Figure record extracts:
......

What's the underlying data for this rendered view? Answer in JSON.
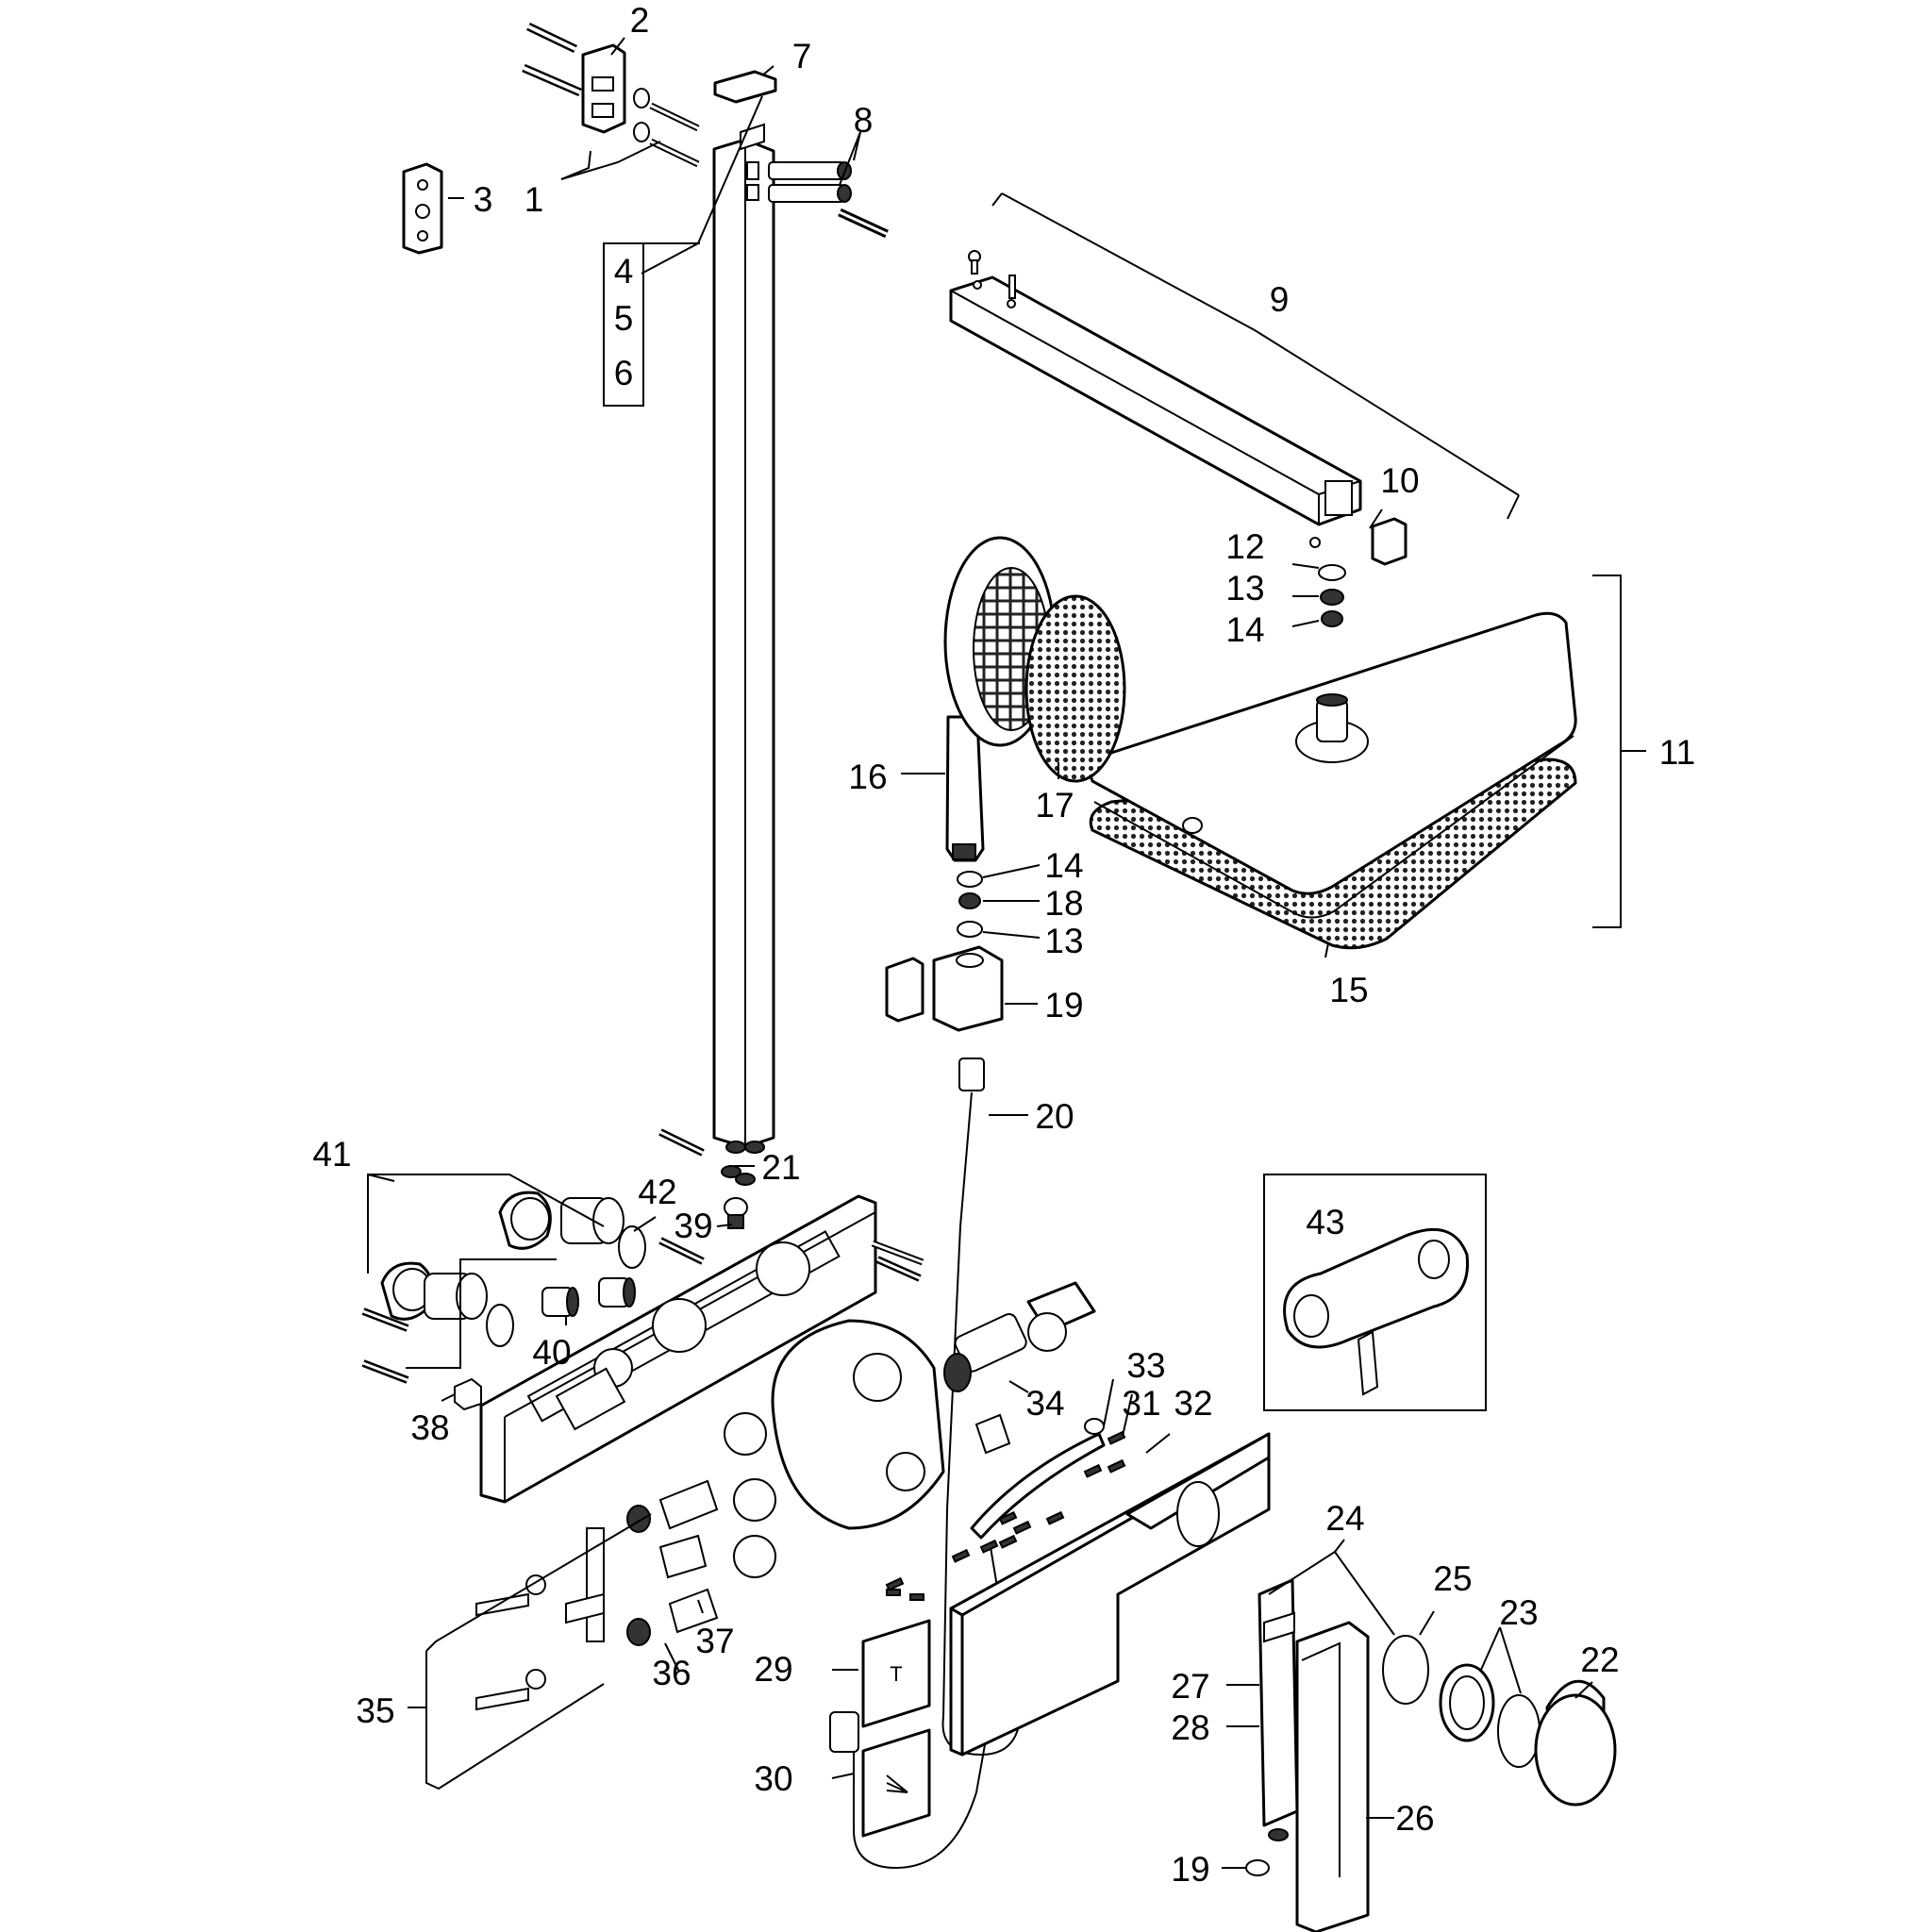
{
  "diagram": {
    "labels": {
      "p1": "1",
      "p2": "2",
      "p3": "3",
      "p4": "4",
      "p5": "5",
      "p6": "6",
      "p7": "7",
      "p8": "8",
      "p9": "9",
      "p10": "10",
      "p11": "11",
      "p12": "12",
      "p13a": "13",
      "p14a": "14",
      "p15": "15",
      "p16": "16",
      "p17": "17",
      "p14b": "14",
      "p18": "18",
      "p13b": "13",
      "p19a": "19",
      "p20": "20",
      "p21": "21",
      "p22": "22",
      "p23": "23",
      "p24": "24",
      "p25": "25",
      "p26": "26",
      "p27": "27",
      "p28": "28",
      "p19b": "19",
      "p29": "29",
      "p30": "30",
      "p31": "31",
      "p32": "32",
      "p33": "33",
      "p34": "34",
      "p35": "35",
      "p36": "36",
      "p37": "37",
      "p38": "38",
      "p39": "39",
      "p40": "40",
      "p41": "41",
      "p42": "42",
      "p43": "43"
    }
  }
}
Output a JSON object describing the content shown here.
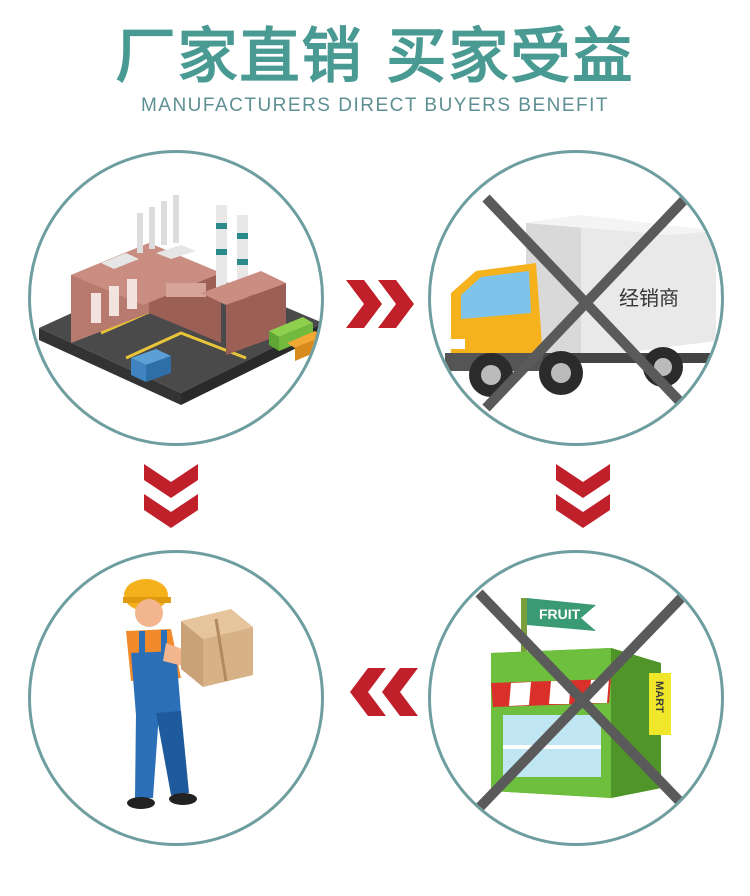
{
  "header": {
    "title": "厂家直销 买家受益",
    "subtitle": "MANUFACTURERS DIRECT BUYERS BENEFIT"
  },
  "truck": {
    "label": "经销商"
  },
  "store": {
    "sign": "FRUIT",
    "side_sign": "MART"
  },
  "colors": {
    "title": "#4a9a94",
    "subtitle": "#5e8f93",
    "circle_border": "#6f9ea0",
    "arrow": "#c0202a",
    "cross": "#5a5a5a"
  }
}
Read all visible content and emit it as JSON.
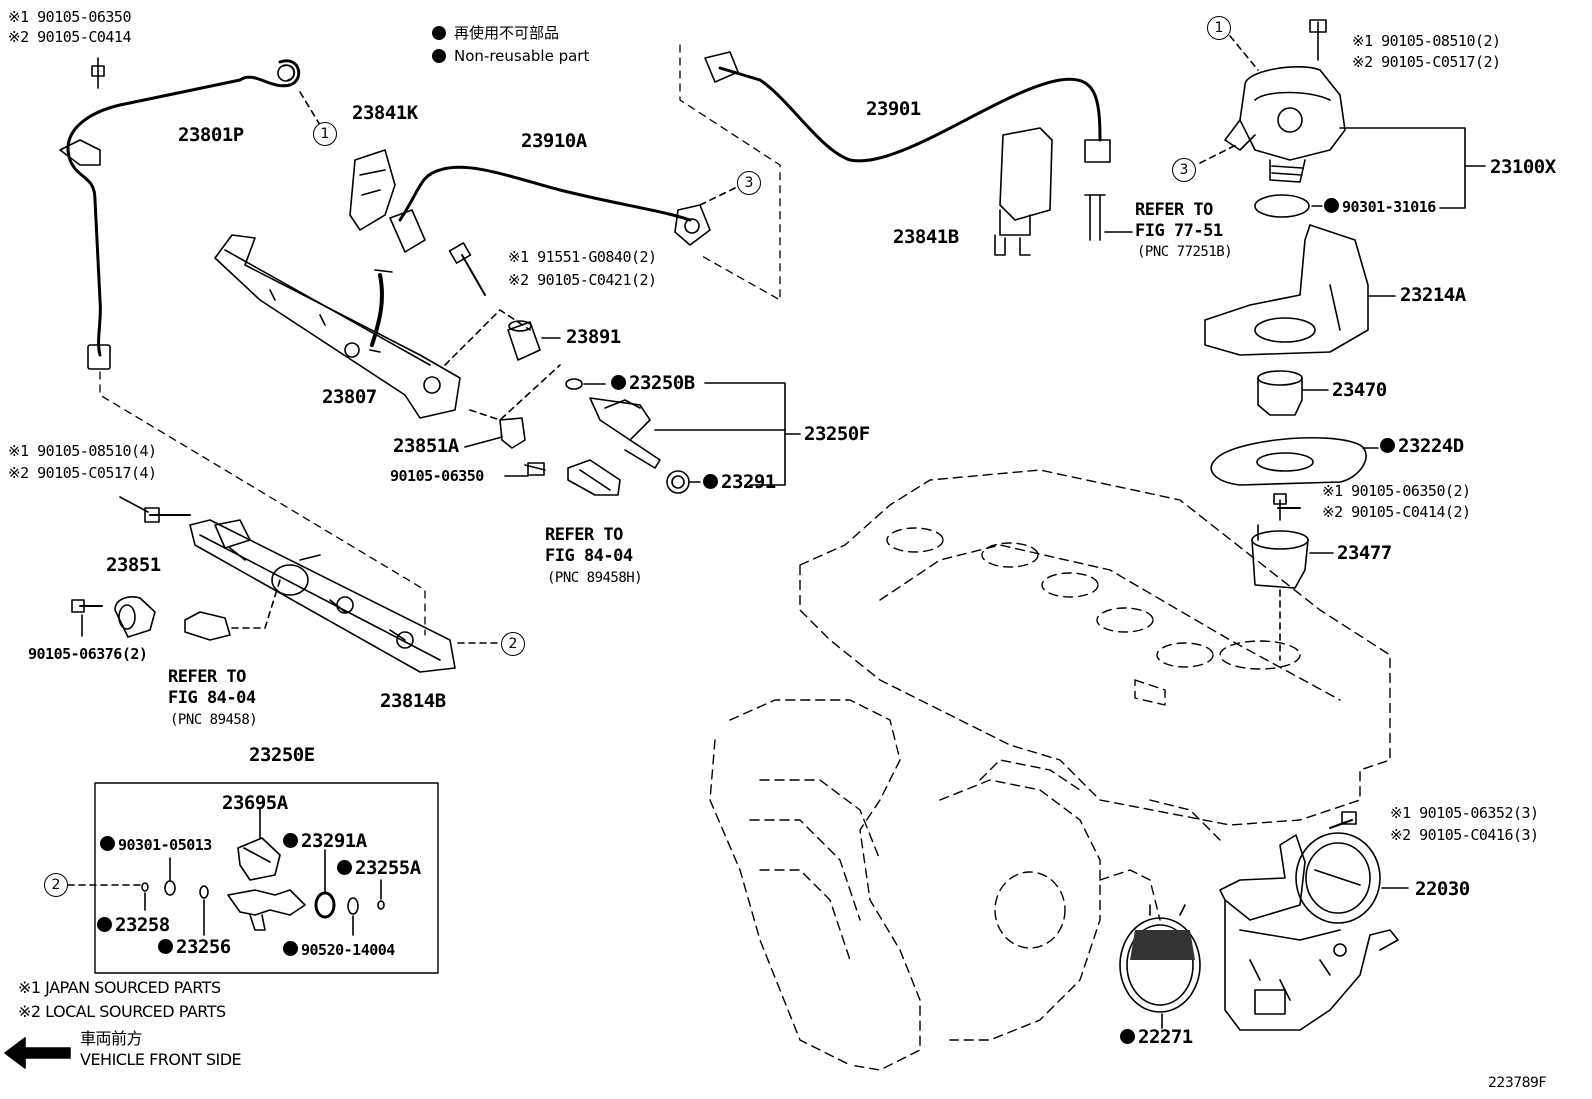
{
  "legend": {
    "jp": "再使用不可部品",
    "en": "Non-reusable part"
  },
  "labels": {
    "p_23801P": "23801P",
    "p_23841K": "23841K",
    "p_23910A": "23910A",
    "p_23901": "23901",
    "p_23841B": "23841B",
    "p_23100X": "23100X",
    "p_90301_31016": "90301-31016",
    "p_23214A": "23214A",
    "p_23470": "23470",
    "p_23224D": "23224D",
    "p_23477": "23477",
    "p_23891": "23891",
    "p_23807": "23807",
    "p_23250B": "23250B",
    "p_23250F": "23250F",
    "p_23291": "23291",
    "p_23851A": "23851A",
    "p_90105_06350": "90105-06350",
    "p_23851": "23851",
    "p_90105_06376": "90105-06376(2)",
    "p_23814B": "23814B",
    "p_23250E": "23250E",
    "p_23695A": "23695A",
    "p_90301_05013": "90301-05013",
    "p_23291A": "23291A",
    "p_23255A": "23255A",
    "p_23258": "23258",
    "p_23256": "23256",
    "p_90520_14004": "90520-14004",
    "p_22030": "22030",
    "p_22271": "22271"
  },
  "refs": {
    "topleft_1": "※1 90105-06350",
    "topleft_2": "※2 90105-C0414",
    "pump_bolt_1": "※1 90105-08510(2)",
    "pump_bolt_2": "※2 90105-C0517(2)",
    "rail_bolt_1": "※1 91551-G0840(2)",
    "rail_bolt_2": "※2 90105-C0421(2)",
    "left_bolt_1": "※1 90105-08510(4)",
    "left_bolt_2": "※2 90105-C0517(4)",
    "lift_bolt_1": "※1 90105-06350(2)",
    "lift_bolt_2": "※2 90105-C0414(2)",
    "tb_bolt_1": "※1 90105-06352(3)",
    "tb_bolt_2": "※2 90105-C0416(3)",
    "refer_a_1": "REFER TO",
    "refer_a_2": "FIG 77-51",
    "refer_a_3": "(PNC 77251B)",
    "refer_b_1": "REFER TO",
    "refer_b_2": "FIG 84-04",
    "refer_b_3": "(PNC 89458H)",
    "refer_c_1": "REFER TO",
    "refer_c_2": "FIG 84-04",
    "refer_c_3": "(PNC 89458)"
  },
  "callouts": {
    "c1": "1",
    "c2": "2",
    "c3": "3"
  },
  "notes": {
    "n1": "※1 JAPAN SOURCED PARTS",
    "n2": "※2 LOCAL SOURCED PARTS",
    "front_jp": "車両前方",
    "front_en": "VEHICLE FRONT SIDE",
    "fig_id": "223789F"
  }
}
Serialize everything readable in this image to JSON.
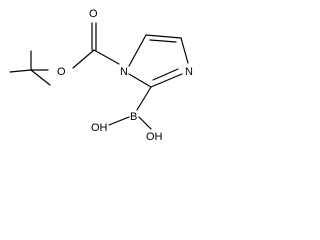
{
  "molecule": {
    "atoms": {
      "O_carbonyl": "O",
      "O_ester": "O",
      "N_ring_1": "N",
      "N_ring_2": "N",
      "B": "B",
      "OH_left": "OH",
      "OH_right": "OH"
    }
  }
}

......

_What the exercise asks_.
Leaving the pictures aside, transcribe the entire listing exactly.

_Answer to the problem_.
What's the underlying data for this rendered view? Answer in JSON.
{
  "diagram": {
    "labels": {
      "p1": "1",
      "p2": "2",
      "p3": "3",
      "p4": "4",
      "p5": "5",
      "p6": "6",
      "p7": "7",
      "p8": "8",
      "p9": "9",
      "p10": "10",
      "p11": "11",
      "p12": "12",
      "p13a": "13",
      "p14a": "14",
      "p15": "15",
      "p16": "16",
      "p17": "17",
      "p14b": "14",
      "p18": "18",
      "p13b": "13",
      "p19a": "19",
      "p20": "20",
      "p21": "21",
      "p22": "22",
      "p23": "23",
      "p24": "24",
      "p25": "25",
      "p26": "26",
      "p27": "27",
      "p28": "28",
      "p19b": "19",
      "p29": "29",
      "p30": "30",
      "p31": "31",
      "p32": "32",
      "p33": "33",
      "p34": "34",
      "p35": "35",
      "p36": "36",
      "p37": "37",
      "p38": "38",
      "p39": "39",
      "p40": "40",
      "p41": "41",
      "p42": "42",
      "p43": "43"
    }
  }
}
Output a JSON object describing the content shown here.
{
  "header": {
    "title": "厂家直销 买家受益",
    "subtitle": "MANUFACTURERS DIRECT BUYERS BENEFIT"
  },
  "truck": {
    "label": "经销商"
  },
  "store": {
    "sign": "FRUIT",
    "side_sign": "MART"
  },
  "colors": {
    "title": "#4a9a94",
    "subtitle": "#5e8f93",
    "circle_border": "#6f9ea0",
    "arrow": "#c0202a",
    "cross": "#5a5a5a"
  }
}
Read all visible content and emit it as JSON.
{
  "legend": {
    "jp": "再使用不可部品",
    "en": "Non-reusable part"
  },
  "labels": {
    "p_23801P": "23801P",
    "p_23841K": "23841K",
    "p_23910A": "23910A",
    "p_23901": "23901",
    "p_23841B": "23841B",
    "p_23100X": "23100X",
    "p_90301_31016": "90301-31016",
    "p_23214A": "23214A",
    "p_23470": "23470",
    "p_23224D": "23224D",
    "p_23477": "23477",
    "p_23891": "23891",
    "p_23807": "23807",
    "p_23250B": "23250B",
    "p_23250F": "23250F",
    "p_23291": "23291",
    "p_23851A": "23851A",
    "p_90105_06350": "90105-06350",
    "p_23851": "23851",
    "p_90105_06376": "90105-06376(2)",
    "p_23814B": "23814B",
    "p_23250E": "23250E",
    "p_23695A": "23695A",
    "p_90301_05013": "90301-05013",
    "p_23291A": "23291A",
    "p_23255A": "23255A",
    "p_23258": "23258",
    "p_23256": "23256",
    "p_90520_14004": "90520-14004",
    "p_22030": "22030",
    "p_22271": "22271"
  },
  "refs": {
    "topleft_1": "※1 90105-06350",
    "topleft_2": "※2 90105-C0414",
    "pump_bolt_1": "※1 90105-08510(2)",
    "pump_bolt_2": "※2 90105-C0517(2)",
    "rail_bolt_1": "※1 91551-G0840(2)",
    "rail_bolt_2": "※2 90105-C0421(2)",
    "left_bolt_1": "※1 90105-08510(4)",
    "left_bolt_2": "※2 90105-C0517(4)",
    "lift_bolt_1": "※1 90105-06350(2)",
    "lift_bolt_2": "※2 90105-C0414(2)",
    "tb_bolt_1": "※1 90105-06352(3)",
    "tb_bolt_2": "※2 90105-C0416(3)",
    "refer_a_1": "REFER TO",
    "refer_a_2": "FIG 77-51",
    "refer_a_3": "(PNC 77251B)",
    "refer_b_1": "REFER TO",
    "refer_b_2": "FIG 84-04",
    "refer_b_3": "(PNC 89458H)",
    "refer_c_1": "REFER TO",
    "refer_c_2": "FIG 84-04",
    "refer_c_3": "(PNC 89458)"
  },
  "callouts": {
    "c1": "1",
    "c2": "2",
    "c3": "3"
  },
  "notes": {
    "n1": "※1 JAPAN SOURCED PARTS",
    "n2": "※2 LOCAL SOURCED PARTS",
    "front_jp": "車両前方",
    "front_en": "VEHICLE FRONT SIDE",
    "fig_id": "223789F"
  }
}
Serialize everything readable in this image to JSON.
{
  "molecule": {
    "atoms": {
      "O_carbonyl": "O",
      "O_ester": "O",
      "N_ring_1": "N",
      "N_ring_2": "N",
      "B": "B",
      "OH_left": "OH",
      "OH_right": "OH"
    }
  }
}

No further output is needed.